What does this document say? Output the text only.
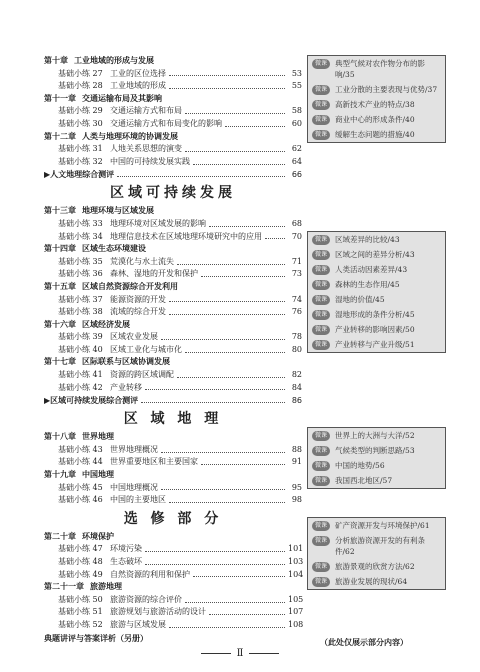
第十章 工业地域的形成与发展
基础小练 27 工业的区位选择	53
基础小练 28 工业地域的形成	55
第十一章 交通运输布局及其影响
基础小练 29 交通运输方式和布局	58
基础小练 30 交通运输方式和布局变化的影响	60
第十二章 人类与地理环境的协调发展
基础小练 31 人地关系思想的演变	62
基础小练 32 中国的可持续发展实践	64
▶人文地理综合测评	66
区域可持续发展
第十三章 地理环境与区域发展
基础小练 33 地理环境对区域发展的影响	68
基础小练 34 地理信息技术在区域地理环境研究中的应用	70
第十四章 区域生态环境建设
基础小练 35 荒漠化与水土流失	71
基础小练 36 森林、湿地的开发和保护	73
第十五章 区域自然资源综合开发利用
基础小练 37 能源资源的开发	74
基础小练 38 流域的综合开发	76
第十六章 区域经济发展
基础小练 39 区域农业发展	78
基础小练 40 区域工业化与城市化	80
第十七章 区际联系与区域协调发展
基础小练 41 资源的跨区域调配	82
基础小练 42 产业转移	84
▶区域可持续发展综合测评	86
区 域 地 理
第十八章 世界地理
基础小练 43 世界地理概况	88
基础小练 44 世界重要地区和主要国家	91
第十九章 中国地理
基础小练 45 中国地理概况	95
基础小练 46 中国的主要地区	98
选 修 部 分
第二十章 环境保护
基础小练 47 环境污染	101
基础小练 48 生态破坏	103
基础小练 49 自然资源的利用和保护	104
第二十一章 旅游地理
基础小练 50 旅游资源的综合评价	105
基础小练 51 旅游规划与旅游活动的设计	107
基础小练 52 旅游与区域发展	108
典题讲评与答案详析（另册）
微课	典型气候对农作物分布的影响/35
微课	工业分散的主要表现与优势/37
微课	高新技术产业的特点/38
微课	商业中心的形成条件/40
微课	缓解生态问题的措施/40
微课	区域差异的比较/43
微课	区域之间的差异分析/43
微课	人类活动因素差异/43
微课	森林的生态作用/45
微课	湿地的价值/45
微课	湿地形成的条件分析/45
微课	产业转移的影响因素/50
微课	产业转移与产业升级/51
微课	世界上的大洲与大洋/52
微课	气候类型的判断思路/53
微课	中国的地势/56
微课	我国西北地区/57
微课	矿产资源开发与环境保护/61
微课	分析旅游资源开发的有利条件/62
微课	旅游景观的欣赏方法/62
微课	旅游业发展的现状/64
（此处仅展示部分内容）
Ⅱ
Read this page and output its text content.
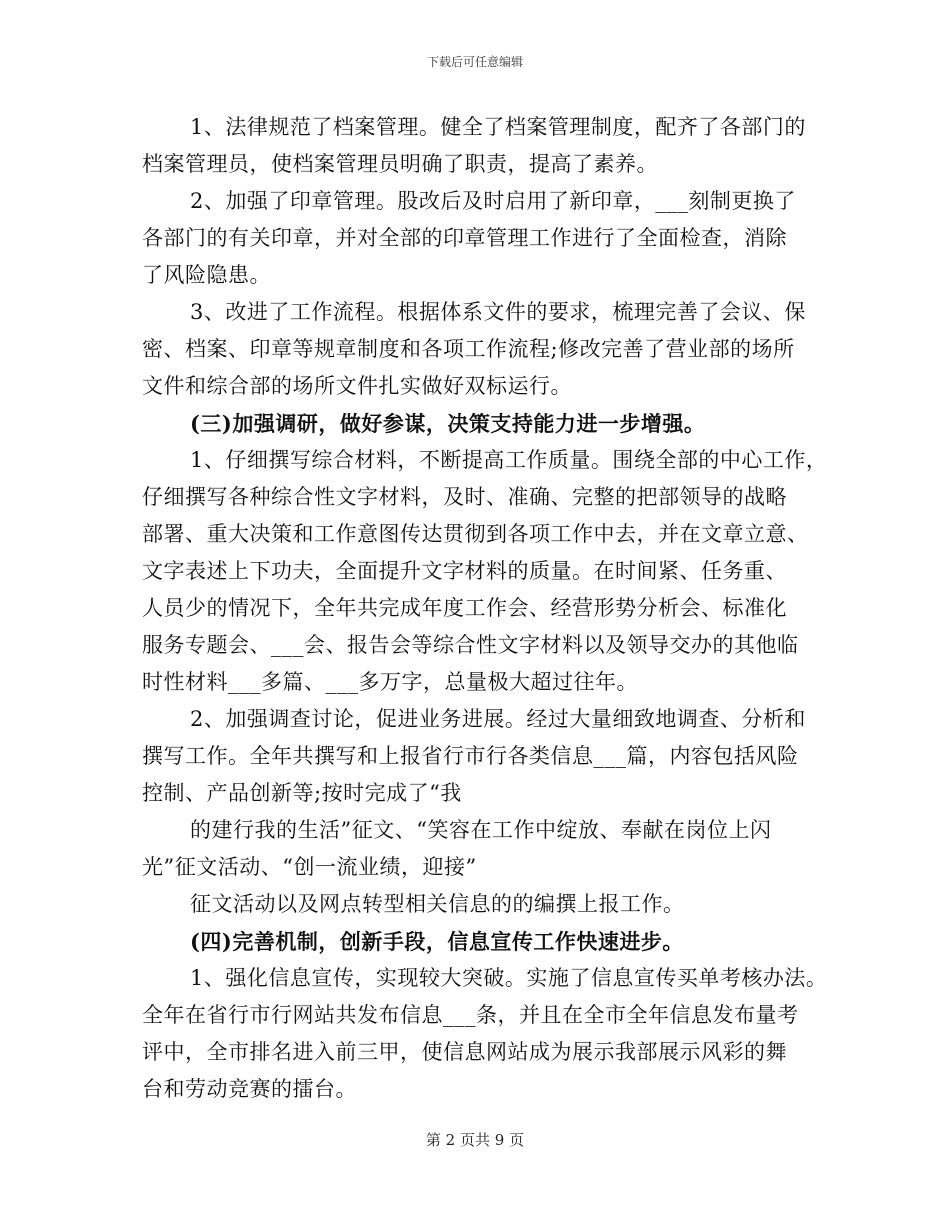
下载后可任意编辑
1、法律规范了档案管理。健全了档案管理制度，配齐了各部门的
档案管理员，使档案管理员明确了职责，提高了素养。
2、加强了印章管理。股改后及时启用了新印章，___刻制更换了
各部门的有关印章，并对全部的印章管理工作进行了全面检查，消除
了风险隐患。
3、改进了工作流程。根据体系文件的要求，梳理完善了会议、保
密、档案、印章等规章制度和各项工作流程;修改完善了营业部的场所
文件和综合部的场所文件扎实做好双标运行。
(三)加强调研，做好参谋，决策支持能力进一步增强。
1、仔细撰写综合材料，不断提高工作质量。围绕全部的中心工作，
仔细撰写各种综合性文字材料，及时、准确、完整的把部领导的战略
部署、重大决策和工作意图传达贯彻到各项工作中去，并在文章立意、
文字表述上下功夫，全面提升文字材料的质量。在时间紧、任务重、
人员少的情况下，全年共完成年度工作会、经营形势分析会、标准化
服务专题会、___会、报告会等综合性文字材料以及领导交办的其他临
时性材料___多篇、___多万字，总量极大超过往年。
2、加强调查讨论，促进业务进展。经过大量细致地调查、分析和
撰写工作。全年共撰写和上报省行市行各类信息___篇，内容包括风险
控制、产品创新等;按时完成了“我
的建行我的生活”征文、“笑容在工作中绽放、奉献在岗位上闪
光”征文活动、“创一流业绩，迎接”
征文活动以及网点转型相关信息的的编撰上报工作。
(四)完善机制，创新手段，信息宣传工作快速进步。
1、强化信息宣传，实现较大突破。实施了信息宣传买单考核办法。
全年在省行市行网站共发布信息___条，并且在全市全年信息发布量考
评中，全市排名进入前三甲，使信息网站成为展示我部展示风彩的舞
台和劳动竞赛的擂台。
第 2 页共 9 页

== == ==

# What is being asked
Starting at the line with "Read this page and output its text content.", output each line through the final one of the listing above, and nothing else. Pictures are to be left out.

# Answer for the task
Read this page and output its text content.
下载后可任意编辑
1、法律规范了档案管理。健全了档案管理制度，配齐了各部门的
档案管理员，使档案管理员明确了职责，提高了素养。
2、加强了印章管理。股改后及时启用了新印章，___刻制更换了
各部门的有关印章，并对全部的印章管理工作进行了全面检查，消除
了风险隐患。
3、改进了工作流程。根据体系文件的要求，梳理完善了会议、保
密、档案、印章等规章制度和各项工作流程;修改完善了营业部的场所
文件和综合部的场所文件扎实做好双标运行。
(三)加强调研，做好参谋，决策支持能力进一步增强。
1、仔细撰写综合材料，不断提高工作质量。围绕全部的中心工作，
仔细撰写各种综合性文字材料，及时、准确、完整的把部领导的战略
部署、重大决策和工作意图传达贯彻到各项工作中去，并在文章立意、
文字表述上下功夫，全面提升文字材料的质量。在时间紧、任务重、
人员少的情况下，全年共完成年度工作会、经营形势分析会、标准化
服务专题会、___会、报告会等综合性文字材料以及领导交办的其他临
时性材料___多篇、___多万字，总量极大超过往年。
2、加强调查讨论，促进业务进展。经过大量细致地调查、分析和
撰写工作。全年共撰写和上报省行市行各类信息___篇，内容包括风险
控制、产品创新等;按时完成了“我
的建行我的生活”征文、“笑容在工作中绽放、奉献在岗位上闪
光”征文活动、“创一流业绩，迎接”
征文活动以及网点转型相关信息的的编撰上报工作。
(四)完善机制，创新手段，信息宣传工作快速进步。
1、强化信息宣传，实现较大突破。实施了信息宣传买单考核办法。
全年在省行市行网站共发布信息___条，并且在全市全年信息发布量考
评中，全市排名进入前三甲，使信息网站成为展示我部展示风彩的舞
台和劳动竞赛的擂台。
第 2 页共 9 页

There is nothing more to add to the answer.